TASK GOAL:
Can you retype every record below exactly as written?

PROVIDED INFORMATION:

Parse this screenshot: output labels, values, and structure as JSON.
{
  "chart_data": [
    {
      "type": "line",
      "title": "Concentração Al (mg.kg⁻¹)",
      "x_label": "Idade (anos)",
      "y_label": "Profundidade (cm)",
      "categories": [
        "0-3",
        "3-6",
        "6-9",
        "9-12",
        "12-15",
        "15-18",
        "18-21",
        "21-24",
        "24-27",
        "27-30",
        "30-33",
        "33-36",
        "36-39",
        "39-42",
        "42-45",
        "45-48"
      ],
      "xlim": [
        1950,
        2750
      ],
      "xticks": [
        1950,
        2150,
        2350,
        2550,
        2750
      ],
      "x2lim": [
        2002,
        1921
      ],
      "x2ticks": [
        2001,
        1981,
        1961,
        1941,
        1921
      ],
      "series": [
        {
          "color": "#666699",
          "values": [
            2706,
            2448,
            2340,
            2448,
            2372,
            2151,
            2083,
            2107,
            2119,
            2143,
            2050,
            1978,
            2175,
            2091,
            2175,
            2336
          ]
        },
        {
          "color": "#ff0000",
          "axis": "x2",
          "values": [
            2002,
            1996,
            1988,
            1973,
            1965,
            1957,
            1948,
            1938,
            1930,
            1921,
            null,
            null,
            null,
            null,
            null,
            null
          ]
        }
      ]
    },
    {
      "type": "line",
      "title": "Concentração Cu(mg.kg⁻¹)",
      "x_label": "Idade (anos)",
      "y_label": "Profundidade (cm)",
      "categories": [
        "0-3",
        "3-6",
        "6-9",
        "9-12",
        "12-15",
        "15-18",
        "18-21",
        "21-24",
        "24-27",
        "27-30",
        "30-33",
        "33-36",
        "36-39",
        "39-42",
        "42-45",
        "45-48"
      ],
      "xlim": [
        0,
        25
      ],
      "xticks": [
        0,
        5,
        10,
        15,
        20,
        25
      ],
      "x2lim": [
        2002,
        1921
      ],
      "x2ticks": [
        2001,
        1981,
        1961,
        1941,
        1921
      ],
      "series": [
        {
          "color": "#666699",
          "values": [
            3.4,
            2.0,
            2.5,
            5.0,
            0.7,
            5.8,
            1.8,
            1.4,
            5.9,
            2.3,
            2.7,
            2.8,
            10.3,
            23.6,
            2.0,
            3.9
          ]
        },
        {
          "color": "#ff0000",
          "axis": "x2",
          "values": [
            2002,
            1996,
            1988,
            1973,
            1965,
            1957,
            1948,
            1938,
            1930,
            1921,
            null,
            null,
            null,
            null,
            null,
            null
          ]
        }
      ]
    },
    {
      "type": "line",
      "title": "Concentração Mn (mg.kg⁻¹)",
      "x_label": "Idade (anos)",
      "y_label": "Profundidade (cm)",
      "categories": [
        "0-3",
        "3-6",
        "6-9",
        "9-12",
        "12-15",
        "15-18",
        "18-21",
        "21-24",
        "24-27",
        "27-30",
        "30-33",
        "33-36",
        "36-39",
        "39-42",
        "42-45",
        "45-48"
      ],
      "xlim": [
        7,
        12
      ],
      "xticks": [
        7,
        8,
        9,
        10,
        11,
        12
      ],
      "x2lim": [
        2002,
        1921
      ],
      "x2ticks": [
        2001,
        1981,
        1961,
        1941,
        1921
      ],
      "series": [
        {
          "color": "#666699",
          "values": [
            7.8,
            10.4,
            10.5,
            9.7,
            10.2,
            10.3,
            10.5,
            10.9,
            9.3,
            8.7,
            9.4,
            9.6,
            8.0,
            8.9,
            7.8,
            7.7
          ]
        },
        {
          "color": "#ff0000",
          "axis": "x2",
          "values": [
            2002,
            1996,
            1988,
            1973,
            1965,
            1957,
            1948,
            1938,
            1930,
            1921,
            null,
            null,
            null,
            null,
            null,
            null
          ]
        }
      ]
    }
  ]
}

ANSWER BELOW:
Parse this screenshot: output labels, values, and structure as JSON.
{
  "chart_data": [
    {
      "type": "line",
      "title": "Concentração Al (mg.kg⁻¹)",
      "x_label": "Idade (anos)",
      "y_label": "Profundidade (cm)",
      "categories": [
        "0-3",
        "3-6",
        "6-9",
        "9-12",
        "12-15",
        "15-18",
        "18-21",
        "21-24",
        "24-27",
        "27-30",
        "30-33",
        "33-36",
        "36-39",
        "39-42",
        "42-45",
        "45-48"
      ],
      "xlim": [
        1950,
        2750
      ],
      "xticks": [
        1950,
        2150,
        2350,
        2550,
        2750
      ],
      "x2lim": [
        2002,
        1921
      ],
      "x2ticks": [
        2001,
        1981,
        1961,
        1941,
        1921
      ],
      "series": [
        {
          "color": "#666699",
          "values": [
            2706,
            2448,
            2340,
            2448,
            2372,
            2151,
            2083,
            2107,
            2119,
            2143,
            2050,
            1978,
            2175,
            2091,
            2175,
            2336
          ]
        },
        {
          "color": "#ff0000",
          "axis": "x2",
          "values": [
            2002,
            1996,
            1988,
            1973,
            1965,
            1957,
            1948,
            1938,
            1930,
            1921,
            null,
            null,
            null,
            null,
            null,
            null
          ]
        }
      ]
    },
    {
      "type": "line",
      "title": "Concentração Cu(mg.kg⁻¹)",
      "x_label": "Idade (anos)",
      "y_label": "Profundidade (cm)",
      "categories": [
        "0-3",
        "3-6",
        "6-9",
        "9-12",
        "12-15",
        "15-18",
        "18-21",
        "21-24",
        "24-27",
        "27-30",
        "30-33",
        "33-36",
        "36-39",
        "39-42",
        "42-45",
        "45-48"
      ],
      "xlim": [
        0,
        25
      ],
      "xticks": [
        0,
        5,
        10,
        15,
        20,
        25
      ],
      "x2lim": [
        2002,
        1921
      ],
      "x2ticks": [
        2001,
        1981,
        1961,
        1941,
        1921
      ],
      "series": [
        {
          "color": "#666699",
          "values": [
            3.4,
            2.0,
            2.5,
            5.0,
            0.7,
            5.8,
            1.8,
            1.4,
            5.9,
            2.3,
            2.7,
            2.8,
            10.3,
            23.6,
            2.0,
            3.9
          ]
        },
        {
          "color": "#ff0000",
          "axis": "x2",
          "values": [
            2002,
            1996,
            1988,
            1973,
            1965,
            1957,
            1948,
            1938,
            1930,
            1921,
            null,
            null,
            null,
            null,
            null,
            null
          ]
        }
      ]
    },
    {
      "type": "line",
      "title": "Concentração Mn (mg.kg⁻¹)",
      "x_label": "Idade (anos)",
      "y_label": "Profundidade (cm)",
      "categories": [
        "0-3",
        "3-6",
        "6-9",
        "9-12",
        "12-15",
        "15-18",
        "18-21",
        "21-24",
        "24-27",
        "27-30",
        "30-33",
        "33-36",
        "36-39",
        "39-42",
        "42-45",
        "45-48"
      ],
      "xlim": [
        7,
        12
      ],
      "xticks": [
        7,
        8,
        9,
        10,
        11,
        12
      ],
      "x2lim": [
        2002,
        1921
      ],
      "x2ticks": [
        2001,
        1981,
        1961,
        1941,
        1921
      ],
      "series": [
        {
          "color": "#666699",
          "values": [
            7.8,
            10.4,
            10.5,
            9.7,
            10.2,
            10.3,
            10.5,
            10.9,
            9.3,
            8.7,
            9.4,
            9.6,
            8.0,
            8.9,
            7.8,
            7.7
          ]
        },
        {
          "color": "#ff0000",
          "axis": "x2",
          "values": [
            2002,
            1996,
            1988,
            1973,
            1965,
            1957,
            1948,
            1938,
            1930,
            1921,
            null,
            null,
            null,
            null,
            null,
            null
          ]
        }
      ]
    }
  ]
}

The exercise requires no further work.